Figure record listings:
━━━━━━━━━━━━━━━━
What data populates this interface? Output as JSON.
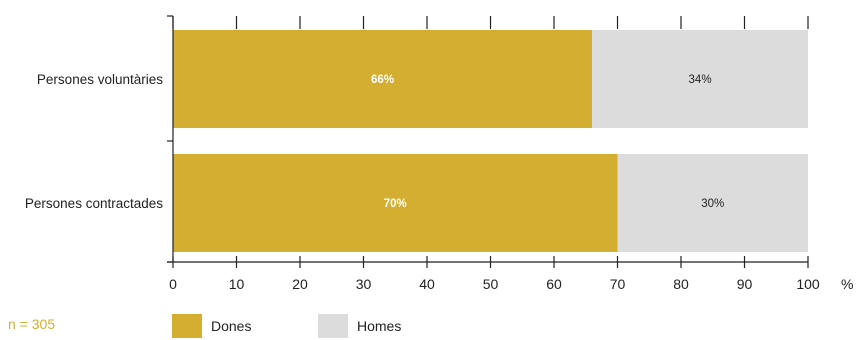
{
  "chart_data": {
    "type": "bar",
    "orientation": "horizontal",
    "stacked": true,
    "categories": [
      "Persones voluntàries",
      "Persones contractades"
    ],
    "series": [
      {
        "name": "Dones",
        "values": [
          66,
          70
        ],
        "labels": [
          "66%",
          "70%"
        ],
        "color": "#d4ae31",
        "label_color": "#ffffff"
      },
      {
        "name": "Homes",
        "values": [
          34,
          30
        ],
        "labels": [
          "34%",
          "30%"
        ],
        "color": "#dcdcdc",
        "label_color": "#222222"
      }
    ],
    "xlim": [
      0,
      100
    ],
    "xticks": [
      "0",
      "10",
      "20",
      "30",
      "40",
      "50",
      "60",
      "70",
      "80",
      "90",
      "100"
    ],
    "xunit": "%",
    "note": "n = 305",
    "legend_position": "bottom",
    "grid": false
  }
}
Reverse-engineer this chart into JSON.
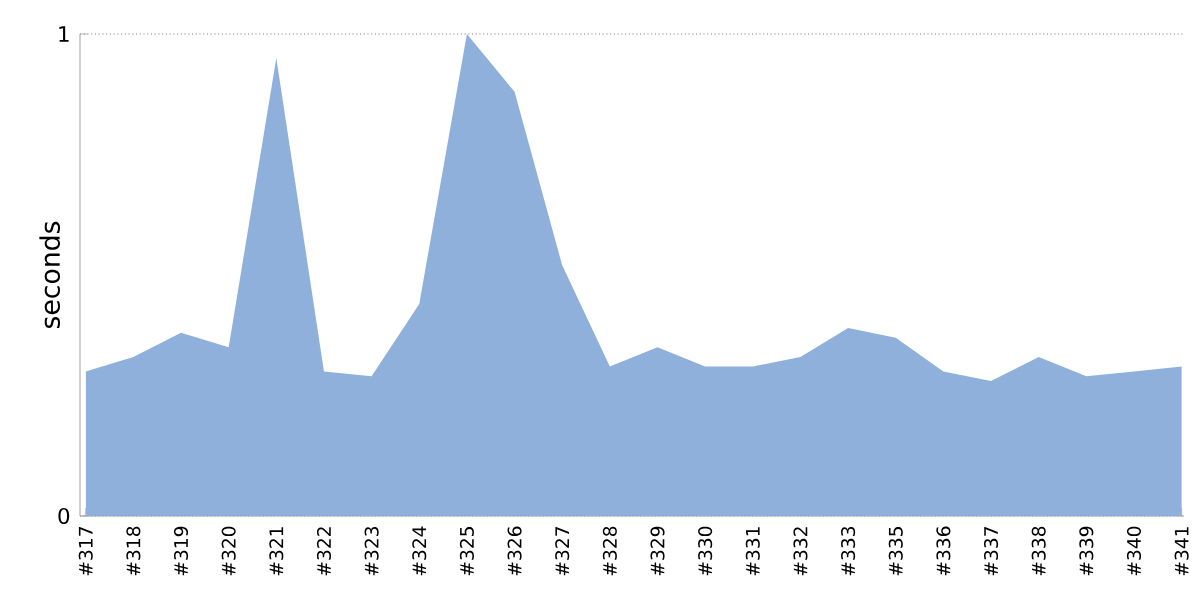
{
  "chart_data": {
    "type": "area",
    "ylabel": "seconds",
    "categories": [
      "#317",
      "#318",
      "#319",
      "#320",
      "#321",
      "#322",
      "#323",
      "#324",
      "#325",
      "#326",
      "#327",
      "#328",
      "#329",
      "#330",
      "#331",
      "#332",
      "#333",
      "#335",
      "#336",
      "#337",
      "#338",
      "#339",
      "#340",
      "#341"
    ],
    "values": [
      0.3,
      0.33,
      0.38,
      0.35,
      0.95,
      0.3,
      0.29,
      0.44,
      1.0,
      0.88,
      0.52,
      0.31,
      0.35,
      0.31,
      0.31,
      0.33,
      0.39,
      0.37,
      0.3,
      0.28,
      0.33,
      0.29,
      0.3,
      0.31
    ],
    "color": "#8eb0da",
    "ylim": [
      0,
      1
    ],
    "yticks": [
      0,
      1
    ],
    "grid": "y",
    "legend": false
  }
}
━━━━━━━━━━━━━━━━
WRITTEN TASK: Using the material above, copy every line in which the string "Persones" occurs.

EXERCISE ANSWER:
      "Persones voluntàries",
      "Persones contractades"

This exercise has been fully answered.